**DATASET ENTRIES:**

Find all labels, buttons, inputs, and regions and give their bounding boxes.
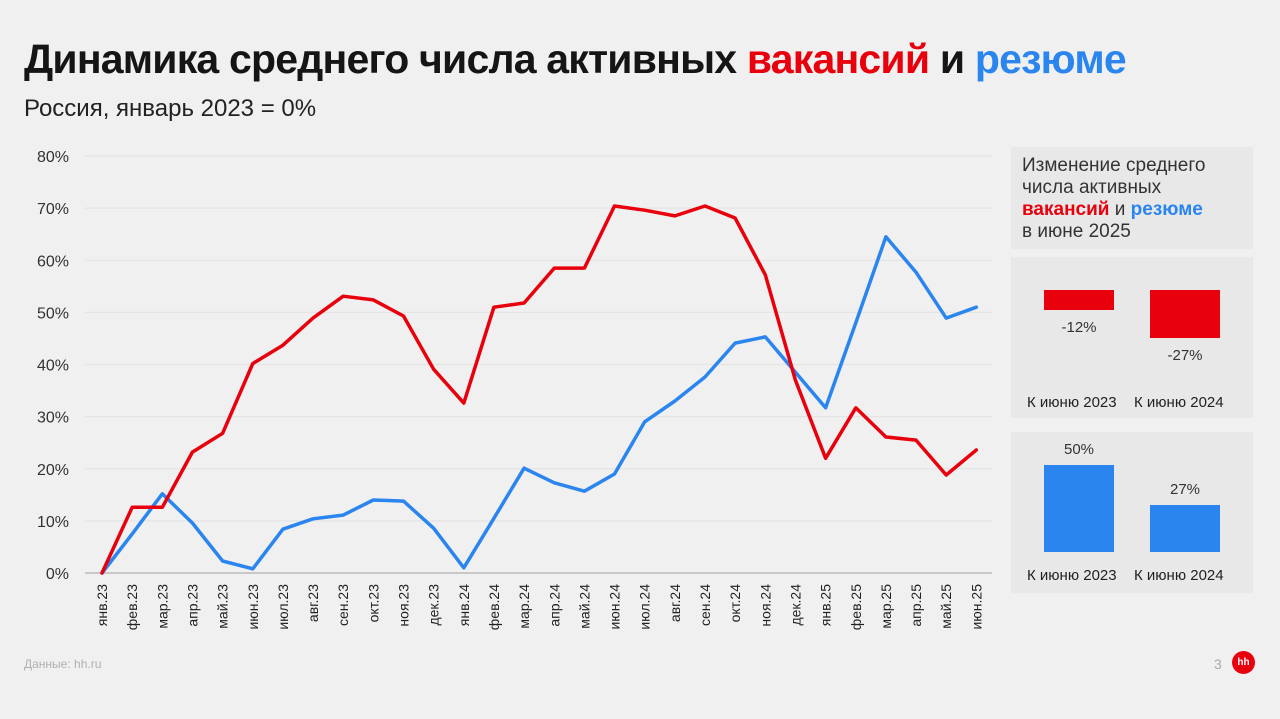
line-chart: 0% 10% 20% 30% 40% 50% 60% 70% 80% янв.23 фев.23 м…	[37, 149, 992, 630]
x-tick-label: дек.24	[787, 584, 803, 626]
y-tick-label: 30%	[37, 410, 69, 427]
title-vacancies: вакансий	[746, 36, 930, 82]
x-tick-label: янв.23	[94, 584, 110, 626]
summary-title-panel: Изменение среднего числа активных ваканс…	[1011, 147, 1253, 249]
summary-title-line1: Изменение среднего	[1022, 155, 1206, 176]
x-tick-label: май.25	[938, 584, 954, 629]
resumes-bar-panel: 50% 27% К июню 2023 К июню 2024	[1011, 432, 1253, 593]
y-tick-label: 0%	[46, 566, 69, 583]
y-tick-label: 20%	[37, 462, 69, 479]
y-tick-label: 10%	[37, 514, 69, 531]
hh-logo-icon: hh	[1232, 651, 1255, 674]
page-title: Динамика среднего числа активных ваканси…	[24, 36, 1127, 83]
y-tick-label: 40%	[37, 358, 69, 375]
x-tick-label: дек.23	[426, 584, 442, 626]
vacancies-bar-2023-value: -12%	[1061, 319, 1097, 336]
vacancies-cat-2023: К июню 2023	[1027, 394, 1117, 411]
page-number: 3	[1214, 656, 1222, 672]
resumes-bar-2024-value: 27%	[1169, 481, 1201, 498]
x-tick-label: апр.24	[546, 584, 562, 627]
x-tick-label: май.24	[576, 584, 592, 629]
summary-title-line4: в июне 2025	[1022, 221, 1131, 242]
page-subtitle: Россия, январь 2023 = 0%	[24, 95, 317, 122]
x-tick-label: июл.23	[275, 584, 291, 630]
title-and: и	[929, 36, 975, 82]
resumes-bar-2023	[1044, 465, 1114, 552]
chart-lines	[100, 204, 979, 575]
x-tick-label: сен.23	[335, 584, 351, 626]
x-tick-label: май.23	[215, 584, 231, 629]
x-tick-label: окт.23	[365, 584, 381, 623]
x-tick-label: июл.24	[637, 584, 653, 630]
y-tick-label: 80%	[37, 149, 69, 166]
summary-title-line2: числа активных	[1022, 177, 1162, 198]
title-text: Динамика среднего числа активных	[24, 36, 747, 82]
x-tick-label: июн.23	[245, 584, 261, 630]
x-axis: янв.23 фев.23 мар.23 апр.23 май.23 июн.23 июл.…	[94, 584, 984, 630]
x-tick-label: сен.24	[697, 584, 713, 626]
x-tick-label: мар.23	[154, 584, 170, 629]
x-tick-label: апр.25	[908, 584, 924, 627]
x-tick-label: ноя.23	[396, 584, 412, 627]
x-tick-label: мар.25	[878, 584, 894, 629]
summary-vacancies-word: вакансий	[1022, 199, 1110, 220]
vacancies-cat-2024: К июню 2024	[1134, 394, 1224, 411]
y-tick-label: 60%	[37, 253, 69, 270]
summary-resumes-word: резюме	[1130, 199, 1203, 220]
x-tick-label: фев.23	[124, 584, 140, 630]
x-tick-label: апр.23	[184, 584, 200, 627]
data-source: Данные: hh.ru	[24, 657, 102, 671]
x-tick-label: авг.23	[305, 584, 321, 622]
chart-grid	[85, 155, 992, 574]
x-tick-label: июн.25	[968, 584, 984, 630]
x-tick-label: янв.24	[456, 584, 472, 626]
vacancies-bar-panel: -12% -27% К июню 2023 К июню 2024	[1011, 257, 1253, 418]
vacancies-bar-2024	[1150, 290, 1220, 338]
y-tick-label: 50%	[37, 305, 69, 322]
resumes-bar-2024	[1150, 505, 1220, 552]
resumes-cat-2024: К июню 2024	[1134, 567, 1224, 584]
x-tick-label: июн.24	[607, 584, 623, 630]
summary-and: и	[1109, 199, 1131, 220]
resumes-line	[100, 235, 979, 575]
x-tick-label: окт.24	[727, 584, 743, 623]
vacancies-bar-2023	[1044, 290, 1114, 310]
vacancies-line	[100, 204, 979, 575]
resumes-cat-2023: К июню 2023	[1027, 567, 1117, 584]
x-tick-label: мар.24	[516, 584, 532, 629]
x-tick-label: авг.24	[667, 584, 683, 622]
y-axis: 0% 10% 20% 30% 40% 50% 60% 70% 80%	[37, 149, 69, 583]
vacancies-bar-2024-value: -27%	[1167, 347, 1203, 364]
x-tick-label: ноя.24	[757, 584, 773, 627]
summary-title-line3: вакансий и резюме	[1022, 199, 1205, 221]
y-tick-label: 70%	[37, 201, 69, 218]
x-tick-label: янв.25	[818, 584, 834, 626]
x-tick-label: фев.24	[486, 584, 502, 630]
title-resumes: резюме	[974, 36, 1127, 82]
resumes-bar-2023-value: 50%	[1063, 441, 1095, 458]
x-tick-label: фев.25	[848, 584, 864, 630]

**WRITTEN TASK:** List each line of the listing above that contains the string "page".

**OUTPUT FOR THIS TASK:**
page-title: Динамика среднего числа активных ваканси…	[24, 36, 1127, 83]
page-number: 3	[1214, 656, 1222, 672]
page-subtitle: Россия, январь 2023 = 0%	[24, 95, 317, 122]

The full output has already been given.